» Requirement
Pictures do not belong in the copy, so please give every entry below again exactly.

[Saved entries]

☆ ☆ ☆ ☆

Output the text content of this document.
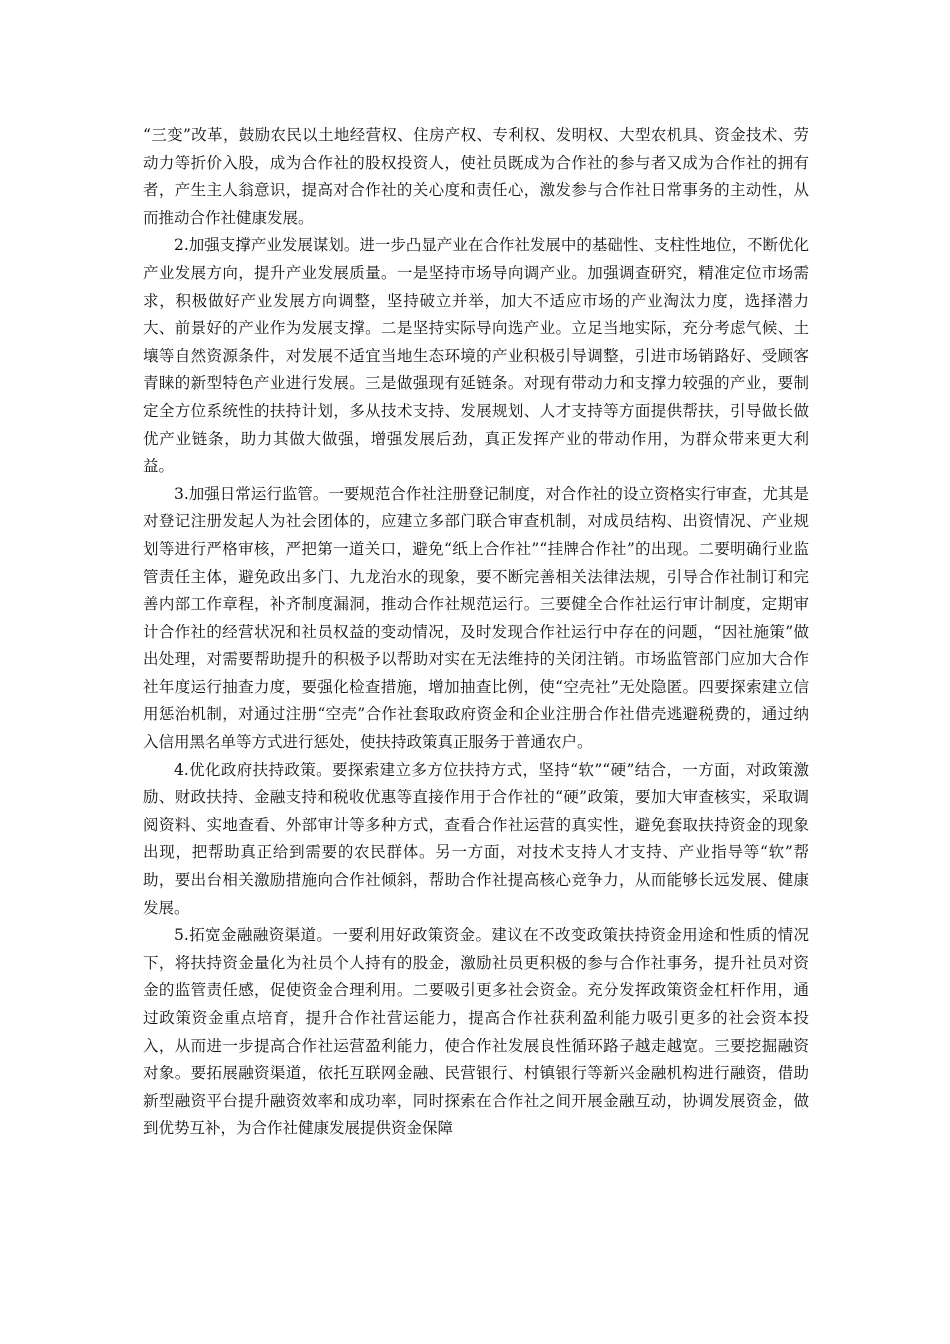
“三变”改革，鼓励农民以土地经营权、住房产权、专利权、发明权、大型农机具、资金技术、劳动力等折价入股，成为合作社的股权投资人，使社员既成为合作社的参与者又成为合作社的拥有者，产生主人翁意识，提高对合作社的关心度和责任心，激发参与合作社日常事务的主动性，从而推动合作社健康发展。

2.加强支撑产业发展谋划。进一步凸显产业在合作社发展中的基础性、支柱性地位，不断优化产业发展方向，提升产业发展质量。一是坚持市场导向调产业。加强调查研究，精准定位市场需求，积极做好产业发展方向调整，坚持破立并举，加大不适应市场的产业淘汰力度，选择潜力大、前景好的产业作为发展支撑。二是坚持实际导向选产业。立足当地实际，充分考虑气候、土壤等自然资源条件，对发展不适宜当地生态环境的产业积极引导调整，引进市场销路好、受顾客青睐的新型特色产业进行发展。三是做强现有延链条。对现有带动力和支撑力较强的产业，要制定全方位系统性的扶持计划，多从技术支持、发展规划、人才支持等方面提供帮扶，引导做长做优产业链条，助力其做大做强，增强发展后劲，真正发挥产业的带动作用，为群众带来更大利益。

3.加强日常运行监管。一要规范合作社注册登记制度，对合作社的设立资格实行审查，尤其是对登记注册发起人为社会团体的，应建立多部门联合审查机制，对成员结构、出资情况、产业规划等进行严格审核，严把第一道关口，避免“纸上合作社”“挂牌合作社”的出现。二要明确行业监管责任主体，避免政出多门、九龙治水的现象，要不断完善相关法律法规，引导合作社制订和完善内部工作章程，补齐制度漏洞，推动合作社规范运行。三要健全合作社运行审计制度，定期审计合作社的经营状况和社员权益的变动情况，及时发现合作社运行中存在的问题，“因社施策”做出处理，对需要帮助提升的积极予以帮助对实在无法维持的关闭注销。市场监管部门应加大合作社年度运行抽查力度，要强化检查措施，增加抽查比例，使“空壳社”无处隐匿。四要探索建立信用惩治机制，对通过注册“空壳”合作社套取政府资金和企业注册合作社借壳逃避税费的，通过纳入信用黑名单等方式进行惩处，使扶持政策真正服务于普通农户。

4.优化政府扶持政策。要探索建立多方位扶持方式，坚持“软”“硬”结合，一方面，对政策激励、财政扶持、金融支持和税收优惠等直接作用于合作社的“硬”政策，要加大审查核实，采取调阅资料、实地查看、外部审计等多种方式，查看合作社运营的真实性，避免套取扶持资金的现象出现，把帮助真正给到需要的农民群体。另一方面，对技术支持人才支持、产业指导等“软”帮助，要出台相关激励措施向合作社倾斜，帮助合作社提高核心竞争力，从而能够长远发展、健康发展。

5.拓宽金融融资渠道。一要利用好政策资金。建议在不改变政策扶持资金用途和性质的情况下，将扶持资金量化为社员个人持有的股金，激励社员更积极的参与合作社事务，提升社员对资金的监管责任感，促使资金合理利用。二要吸引更多社会资金。充分发挥政策资金杠杆作用，通过政策资金重点培育，提升合作社营运能力，提高合作社获利盈利能力吸引更多的社会资本投入，从而进一步提高合作社运营盈利能力，使合作社发展良性循环路子越走越宽。三要挖掘融资对象。要拓展融资渠道，依托互联网金融、民营银行、村镇银行等新兴金融机构进行融资，借助新型融资平台提升融资效率和成功率，同时探索在合作社之间开展金融互动，协调发展资金，做到优势互补，为合作社健康发展提供资金保障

☆ ☆ ☆ ☆

» Problem solution
Output the text content of this document.
“三变”改革，鼓励农民以土地经营权、住房产权、专利权、发明权、大型农机具、资金技术、劳动力等折价入股，成为合作社的股权投资人，使社员既成为合作社的参与者又成为合作社的拥有者，产生主人翁意识，提高对合作社的关心度和责任心，激发参与合作社日常事务的主动性，从而推动合作社健康发展。

2.加强支撑产业发展谋划。进一步凸显产业在合作社发展中的基础性、支柱性地位，不断优化产业发展方向，提升产业发展质量。一是坚持市场导向调产业。加强调查研究，精准定位市场需求，积极做好产业发展方向调整，坚持破立并举，加大不适应市场的产业淘汰力度，选择潜力大、前景好的产业作为发展支撑。二是坚持实际导向选产业。立足当地实际，充分考虑气候、土壤等自然资源条件，对发展不适宜当地生态环境的产业积极引导调整，引进市场销路好、受顾客青睐的新型特色产业进行发展。三是做强现有延链条。对现有带动力和支撑力较强的产业，要制定全方位系统性的扶持计划，多从技术支持、发展规划、人才支持等方面提供帮扶，引导做长做优产业链条，助力其做大做强，增强发展后劲，真正发挥产业的带动作用，为群众带来更大利益。

3.加强日常运行监管。一要规范合作社注册登记制度，对合作社的设立资格实行审查，尤其是对登记注册发起人为社会团体的，应建立多部门联合审查机制，对成员结构、出资情况、产业规划等进行严格审核，严把第一道关口，避免“纸上合作社”“挂牌合作社”的出现。二要明确行业监管责任主体，避免政出多门、九龙治水的现象，要不断完善相关法律法规，引导合作社制订和完善内部工作章程，补齐制度漏洞，推动合作社规范运行。三要健全合作社运行审计制度，定期审计合作社的经营状况和社员权益的变动情况，及时发现合作社运行中存在的问题，“因社施策”做出处理，对需要帮助提升的积极予以帮助对实在无法维持的关闭注销。市场监管部门应加大合作社年度运行抽查力度，要强化检查措施，增加抽查比例，使“空壳社”无处隐匿。四要探索建立信用惩治机制，对通过注册“空壳”合作社套取政府资金和企业注册合作社借壳逃避税费的，通过纳入信用黑名单等方式进行惩处，使扶持政策真正服务于普通农户。

4.优化政府扶持政策。要探索建立多方位扶持方式，坚持“软”“硬”结合，一方面，对政策激励、财政扶持、金融支持和税收优惠等直接作用于合作社的“硬”政策，要加大审查核实，采取调阅资料、实地查看、外部审计等多种方式，查看合作社运营的真实性，避免套取扶持资金的现象出现，把帮助真正给到需要的农民群体。另一方面，对技术支持人才支持、产业指导等“软”帮助，要出台相关激励措施向合作社倾斜，帮助合作社提高核心竞争力，从而能够长远发展、健康发展。

5.拓宽金融融资渠道。一要利用好政策资金。建议在不改变政策扶持资金用途和性质的情况下，将扶持资金量化为社员个人持有的股金，激励社员更积极的参与合作社事务，提升社员对资金的监管责任感，促使资金合理利用。二要吸引更多社会资金。充分发挥政策资金杠杆作用，通过政策资金重点培育，提升合作社营运能力，提高合作社获利盈利能力吸引更多的社会资本投入，从而进一步提高合作社运营盈利能力，使合作社发展良性循环路子越走越宽。三要挖掘融资对象。要拓展融资渠道，依托互联网金融、民营银行、村镇银行等新兴金融机构进行融资，借助新型融资平台提升融资效率和成功率，同时探索在合作社之间开展金融互动，协调发展资金，做到优势互补，为合作社健康发展提供资金保障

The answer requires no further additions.